**The task**
Skip the pictures. Reproduce all other material exactly.

** start of Record list **

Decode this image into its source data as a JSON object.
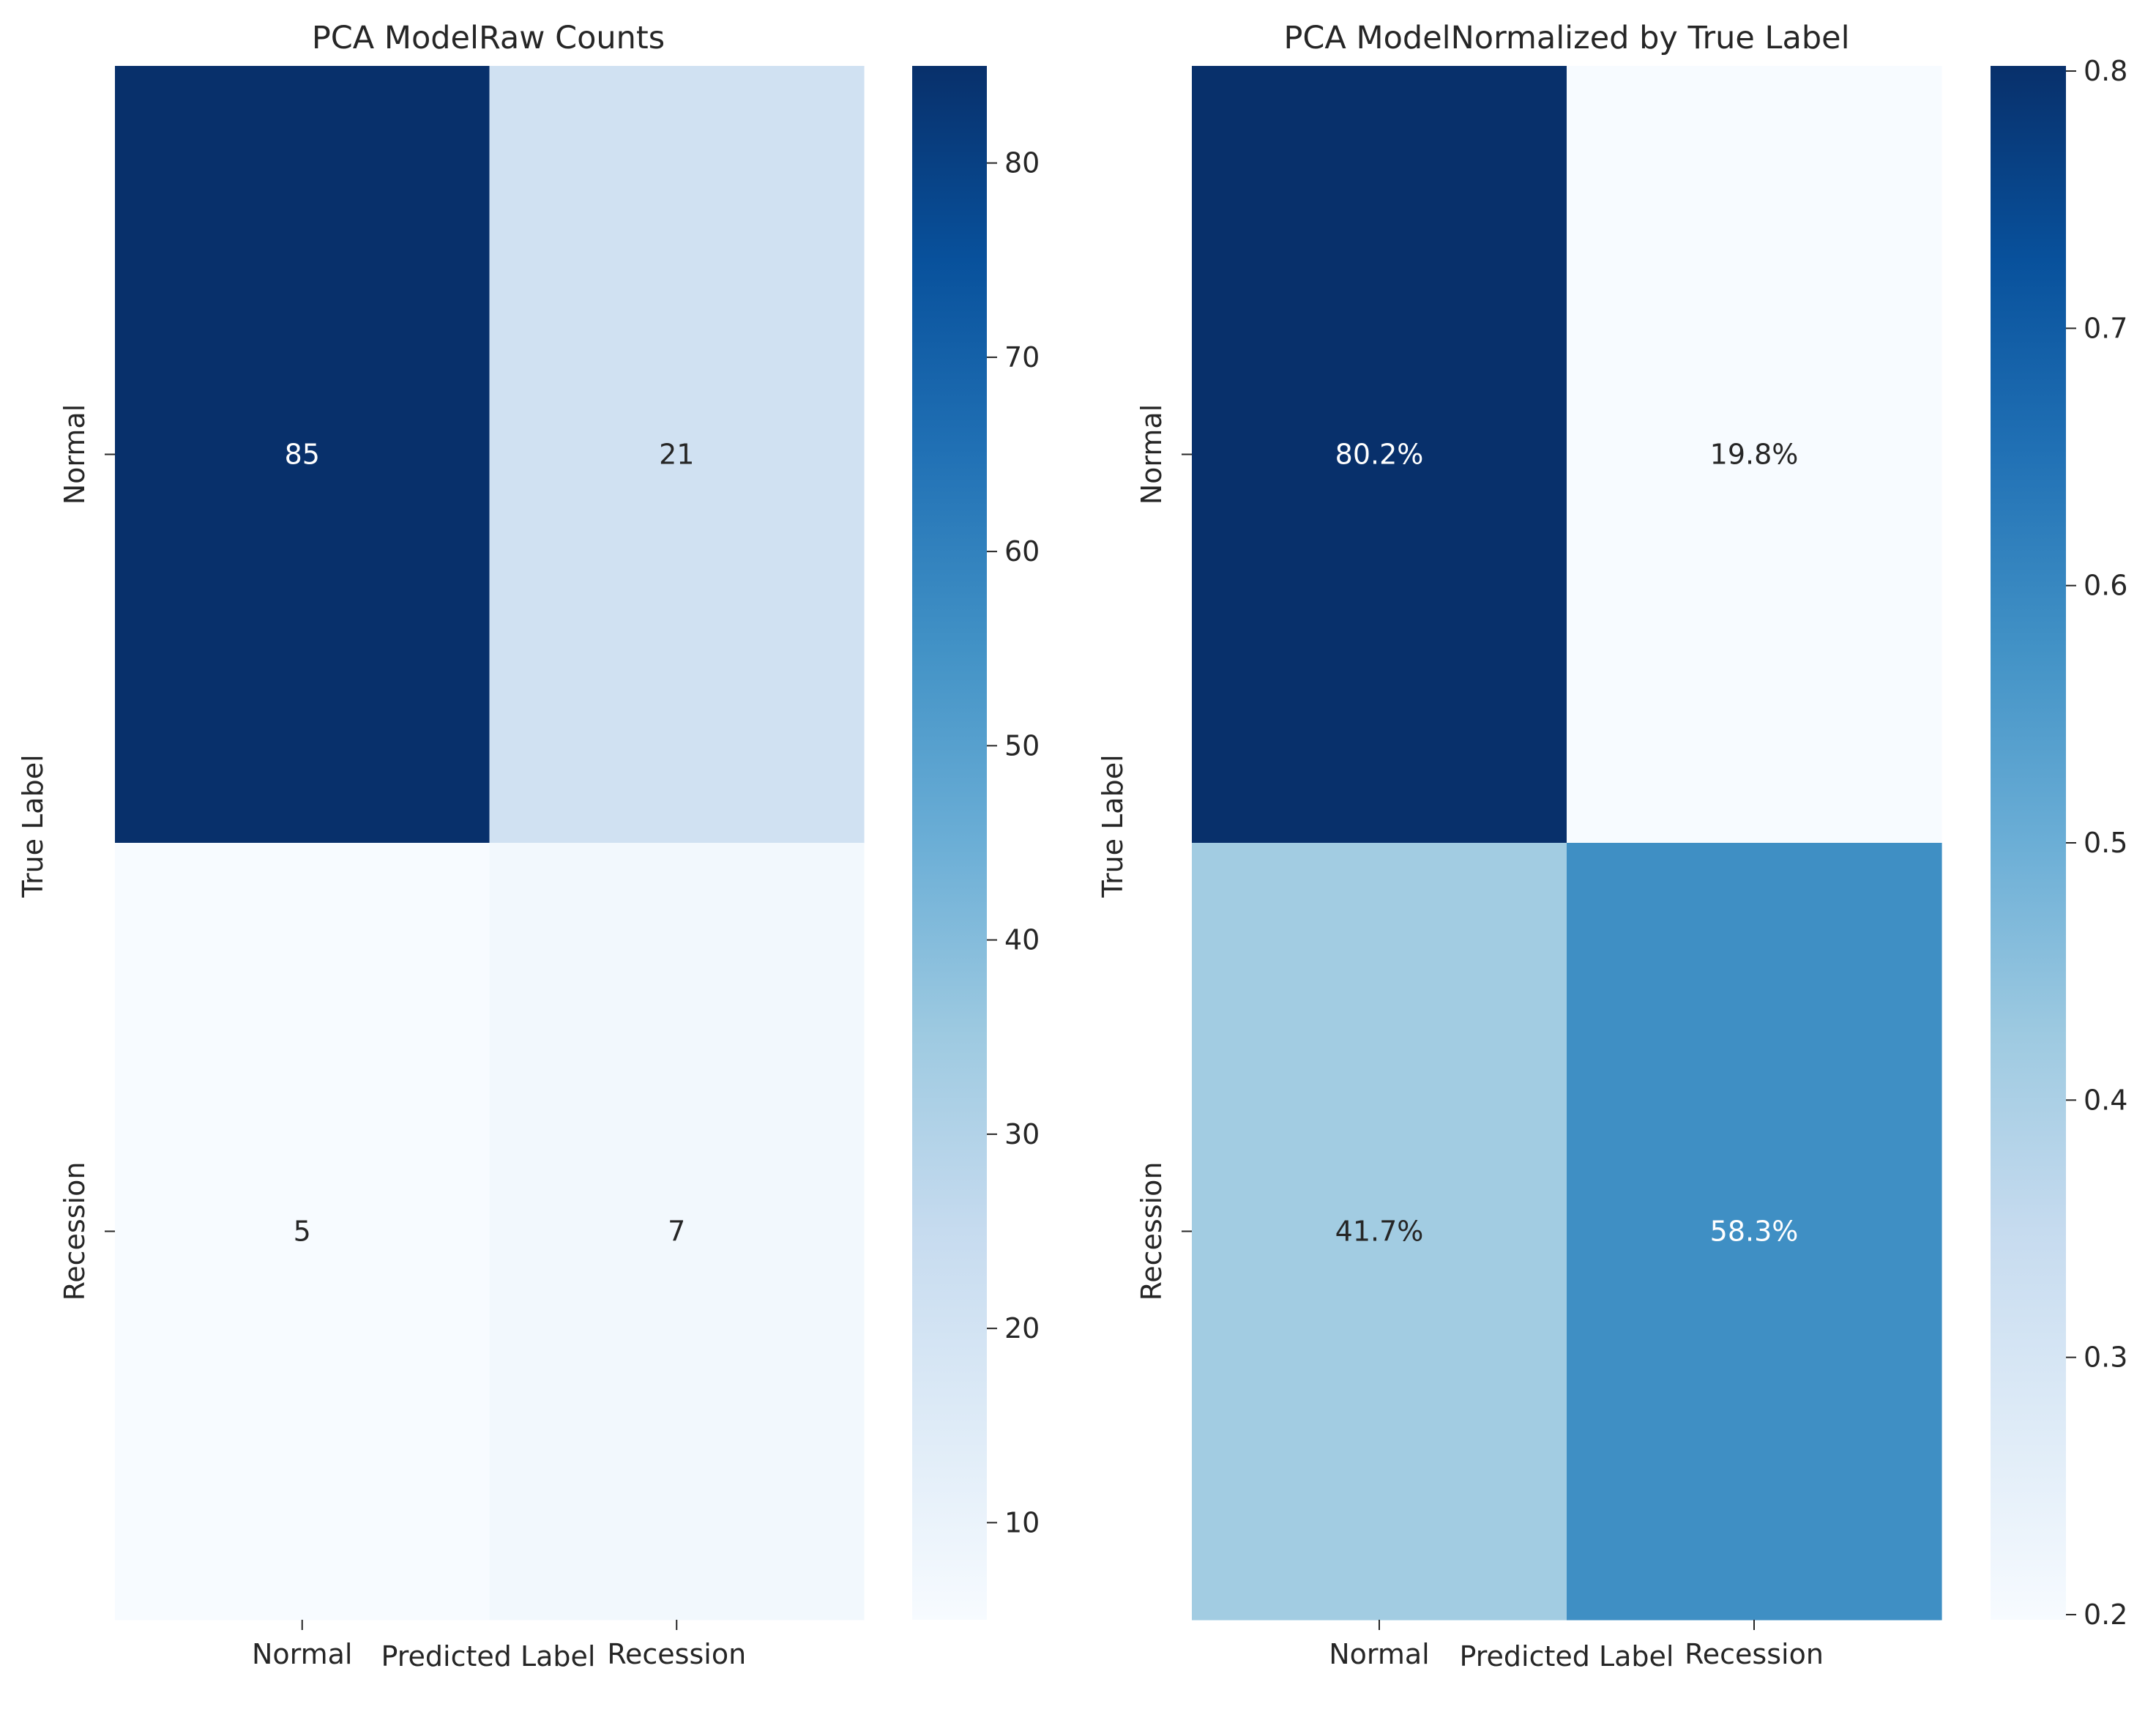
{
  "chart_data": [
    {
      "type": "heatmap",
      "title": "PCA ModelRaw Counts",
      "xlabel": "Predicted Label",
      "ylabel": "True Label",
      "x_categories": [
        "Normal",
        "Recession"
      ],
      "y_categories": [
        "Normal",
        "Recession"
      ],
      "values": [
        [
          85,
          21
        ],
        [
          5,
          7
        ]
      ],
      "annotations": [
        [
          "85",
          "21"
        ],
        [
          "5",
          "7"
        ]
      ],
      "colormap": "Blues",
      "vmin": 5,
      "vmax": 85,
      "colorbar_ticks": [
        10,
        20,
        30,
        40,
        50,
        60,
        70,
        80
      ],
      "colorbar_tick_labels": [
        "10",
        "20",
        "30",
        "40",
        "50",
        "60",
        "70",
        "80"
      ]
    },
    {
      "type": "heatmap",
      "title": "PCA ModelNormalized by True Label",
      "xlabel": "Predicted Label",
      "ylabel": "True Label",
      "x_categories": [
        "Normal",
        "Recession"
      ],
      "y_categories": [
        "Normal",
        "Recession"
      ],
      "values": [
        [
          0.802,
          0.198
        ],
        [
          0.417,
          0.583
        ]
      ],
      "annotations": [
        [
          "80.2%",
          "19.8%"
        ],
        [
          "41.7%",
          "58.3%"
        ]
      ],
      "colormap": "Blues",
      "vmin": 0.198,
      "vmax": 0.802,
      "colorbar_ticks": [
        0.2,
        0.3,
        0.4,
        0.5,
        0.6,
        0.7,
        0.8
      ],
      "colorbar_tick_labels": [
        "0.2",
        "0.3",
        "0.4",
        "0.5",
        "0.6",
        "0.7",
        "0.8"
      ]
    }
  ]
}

** end of Record list **

**Response**
Decode this image into its source data as a JSON object.
{
  "chart_data": [
    {
      "type": "heatmap",
      "title": "PCA ModelRaw Counts",
      "xlabel": "Predicted Label",
      "ylabel": "True Label",
      "x_categories": [
        "Normal",
        "Recession"
      ],
      "y_categories": [
        "Normal",
        "Recession"
      ],
      "values": [
        [
          85,
          21
        ],
        [
          5,
          7
        ]
      ],
      "annotations": [
        [
          "85",
          "21"
        ],
        [
          "5",
          "7"
        ]
      ],
      "colormap": "Blues",
      "vmin": 5,
      "vmax": 85,
      "colorbar_ticks": [
        10,
        20,
        30,
        40,
        50,
        60,
        70,
        80
      ],
      "colorbar_tick_labels": [
        "10",
        "20",
        "30",
        "40",
        "50",
        "60",
        "70",
        "80"
      ]
    },
    {
      "type": "heatmap",
      "title": "PCA ModelNormalized by True Label",
      "xlabel": "Predicted Label",
      "ylabel": "True Label",
      "x_categories": [
        "Normal",
        "Recession"
      ],
      "y_categories": [
        "Normal",
        "Recession"
      ],
      "values": [
        [
          0.802,
          0.198
        ],
        [
          0.417,
          0.583
        ]
      ],
      "annotations": [
        [
          "80.2%",
          "19.8%"
        ],
        [
          "41.7%",
          "58.3%"
        ]
      ],
      "colormap": "Blues",
      "vmin": 0.198,
      "vmax": 0.802,
      "colorbar_ticks": [
        0.2,
        0.3,
        0.4,
        0.5,
        0.6,
        0.7,
        0.8
      ],
      "colorbar_tick_labels": [
        "0.2",
        "0.3",
        "0.4",
        "0.5",
        "0.6",
        "0.7",
        "0.8"
      ]
    }
  ]
}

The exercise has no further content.